**PROBLEM**
Find and copy lines holding "ylabel".
* BEGIN SOURCE DATA *
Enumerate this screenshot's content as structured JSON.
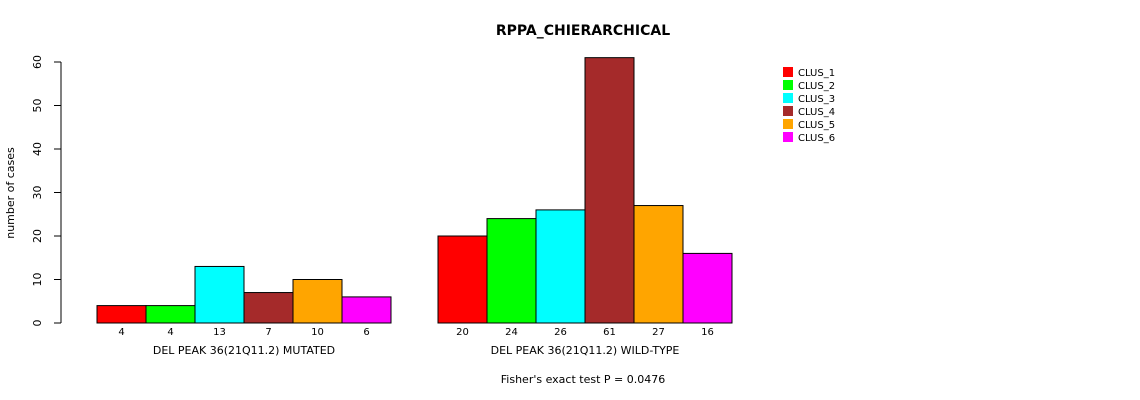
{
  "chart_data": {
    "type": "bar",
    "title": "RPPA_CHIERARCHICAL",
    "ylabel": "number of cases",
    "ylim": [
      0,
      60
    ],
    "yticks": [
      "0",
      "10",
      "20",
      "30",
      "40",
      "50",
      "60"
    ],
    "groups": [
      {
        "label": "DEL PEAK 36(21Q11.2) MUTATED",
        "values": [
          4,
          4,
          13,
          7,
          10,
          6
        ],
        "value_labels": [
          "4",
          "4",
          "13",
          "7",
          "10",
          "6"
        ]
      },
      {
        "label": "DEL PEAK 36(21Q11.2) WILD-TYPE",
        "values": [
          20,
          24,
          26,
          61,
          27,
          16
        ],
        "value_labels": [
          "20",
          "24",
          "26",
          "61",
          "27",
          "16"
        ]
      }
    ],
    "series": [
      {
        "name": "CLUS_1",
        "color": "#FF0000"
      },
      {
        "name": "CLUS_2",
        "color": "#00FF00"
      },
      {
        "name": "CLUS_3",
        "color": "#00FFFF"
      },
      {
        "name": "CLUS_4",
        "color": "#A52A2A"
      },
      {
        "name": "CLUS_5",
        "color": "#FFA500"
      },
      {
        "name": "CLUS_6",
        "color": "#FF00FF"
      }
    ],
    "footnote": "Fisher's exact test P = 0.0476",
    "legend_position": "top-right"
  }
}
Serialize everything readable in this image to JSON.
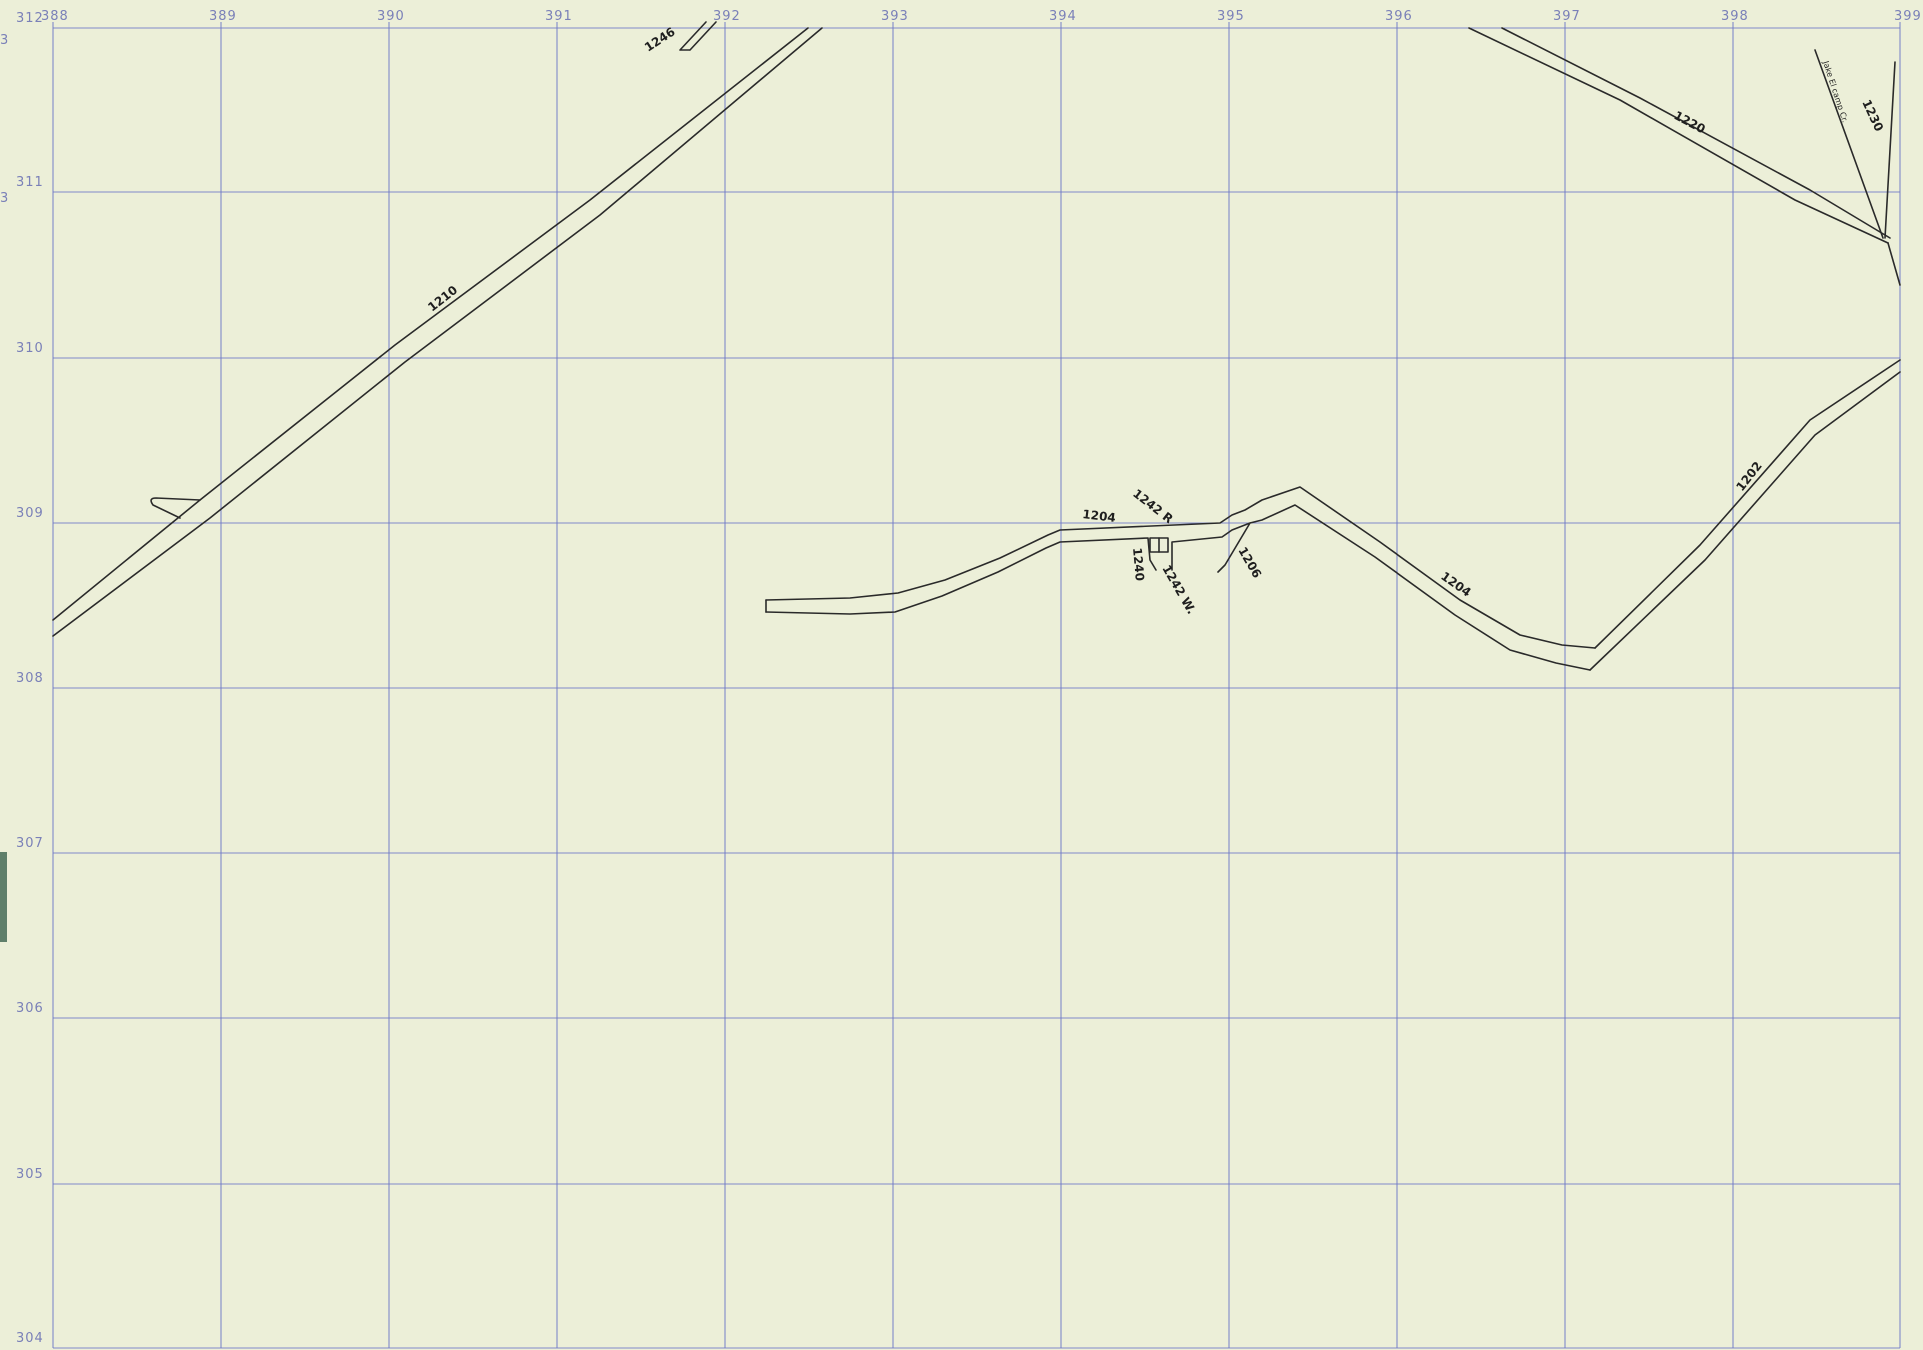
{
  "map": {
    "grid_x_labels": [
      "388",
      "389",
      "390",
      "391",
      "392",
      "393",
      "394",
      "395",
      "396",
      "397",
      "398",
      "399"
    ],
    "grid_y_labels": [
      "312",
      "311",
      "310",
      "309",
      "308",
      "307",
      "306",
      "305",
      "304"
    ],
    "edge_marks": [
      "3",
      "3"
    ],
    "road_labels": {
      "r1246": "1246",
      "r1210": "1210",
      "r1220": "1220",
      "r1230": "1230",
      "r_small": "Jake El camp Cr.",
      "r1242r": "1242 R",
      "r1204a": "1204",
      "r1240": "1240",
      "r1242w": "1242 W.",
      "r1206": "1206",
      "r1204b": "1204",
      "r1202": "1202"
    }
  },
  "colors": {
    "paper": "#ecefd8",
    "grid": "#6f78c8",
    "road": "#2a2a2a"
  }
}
* END SOURCE DATA *
* BEGIN SOURCE DATA *
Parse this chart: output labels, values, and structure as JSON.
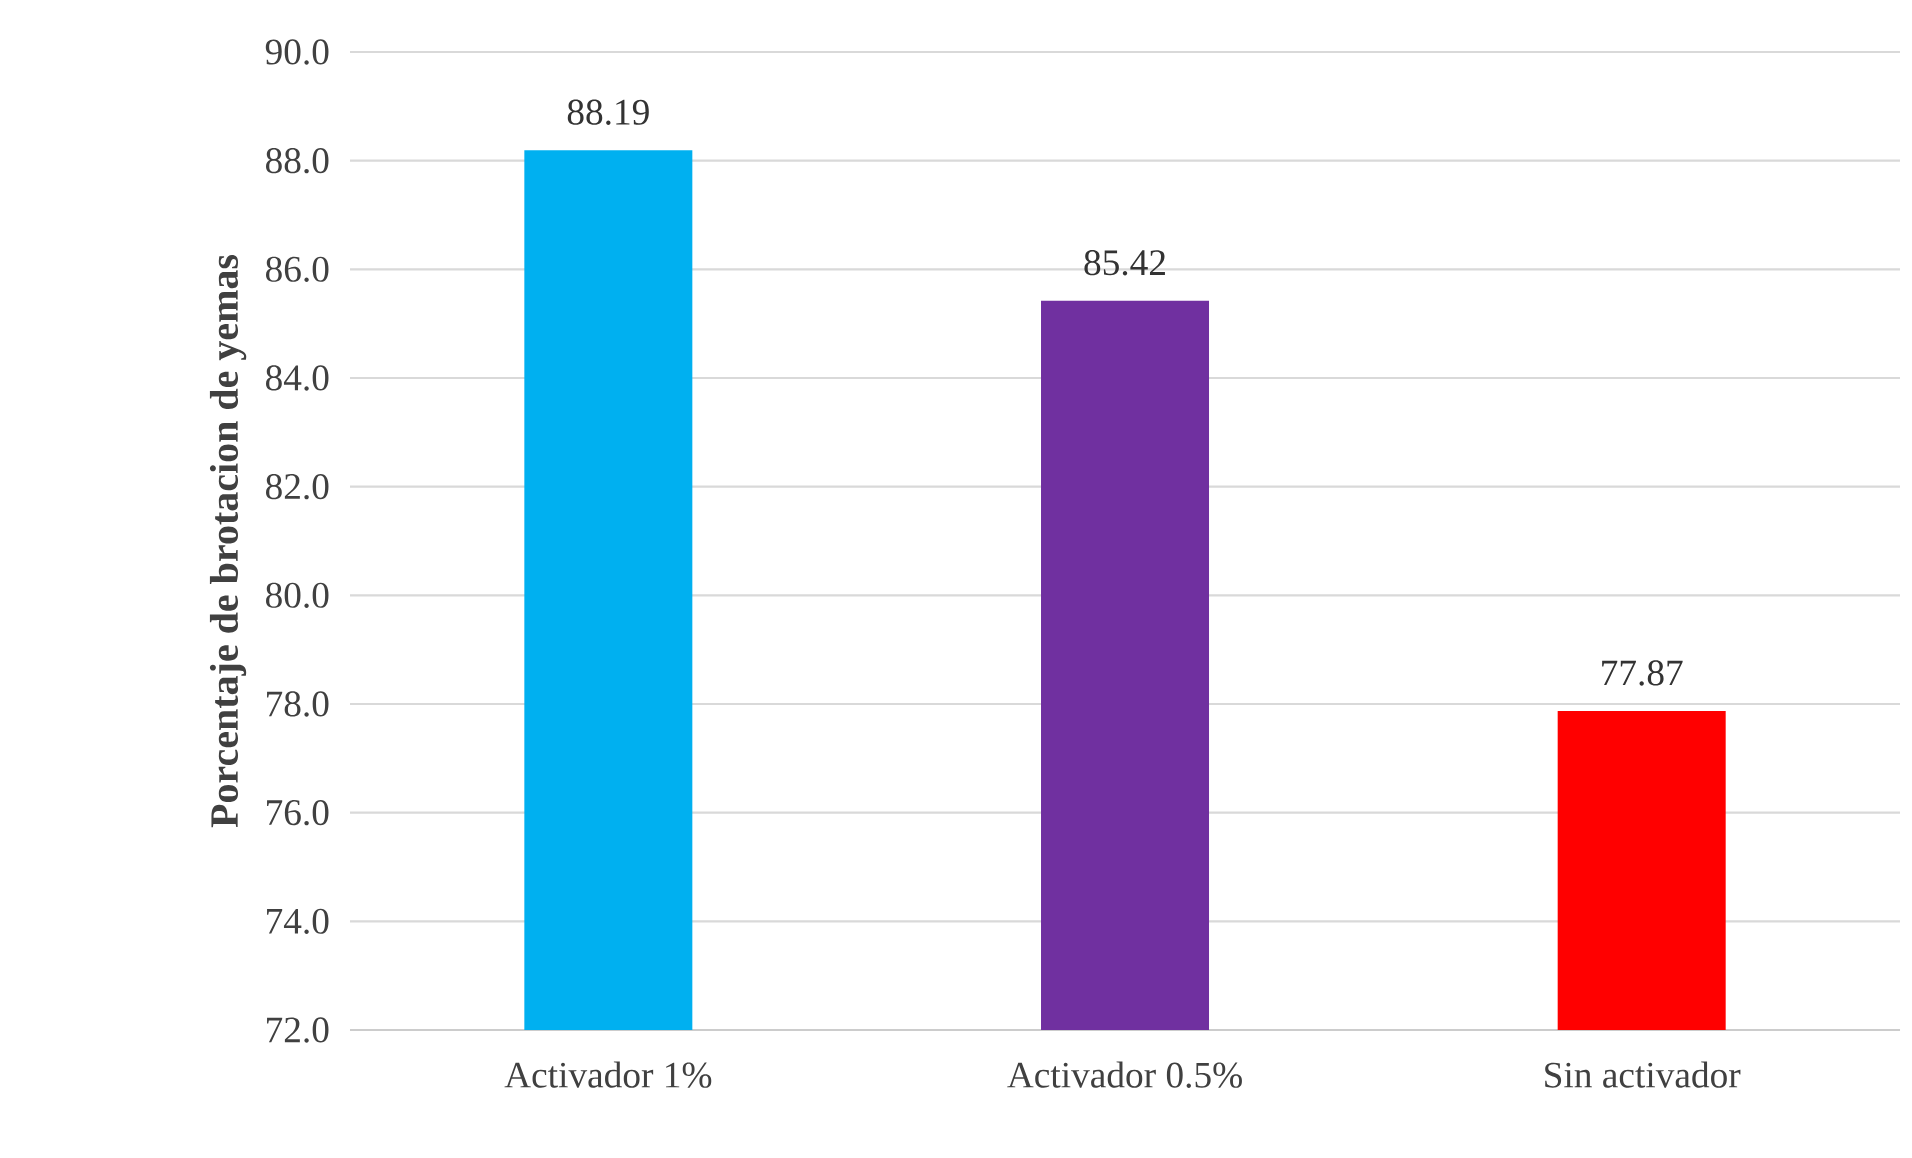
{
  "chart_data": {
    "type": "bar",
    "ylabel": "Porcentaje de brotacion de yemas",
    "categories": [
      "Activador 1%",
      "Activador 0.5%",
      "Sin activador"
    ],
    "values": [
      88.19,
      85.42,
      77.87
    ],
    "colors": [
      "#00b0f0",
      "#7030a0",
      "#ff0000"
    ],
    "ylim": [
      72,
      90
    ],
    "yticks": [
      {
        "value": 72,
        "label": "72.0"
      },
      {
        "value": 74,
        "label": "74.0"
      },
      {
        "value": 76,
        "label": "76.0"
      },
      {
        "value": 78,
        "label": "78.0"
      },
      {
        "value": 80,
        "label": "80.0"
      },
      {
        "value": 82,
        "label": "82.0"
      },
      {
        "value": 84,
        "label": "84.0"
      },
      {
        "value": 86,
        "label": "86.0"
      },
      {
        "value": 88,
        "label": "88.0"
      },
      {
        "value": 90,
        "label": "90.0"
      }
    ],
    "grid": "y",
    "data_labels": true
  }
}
* END SOURCE DATA *
**FINAL RESULT**
    "ylabel": "number of cases",
    "ylabel": "Porcentaje de brotacion de yemas",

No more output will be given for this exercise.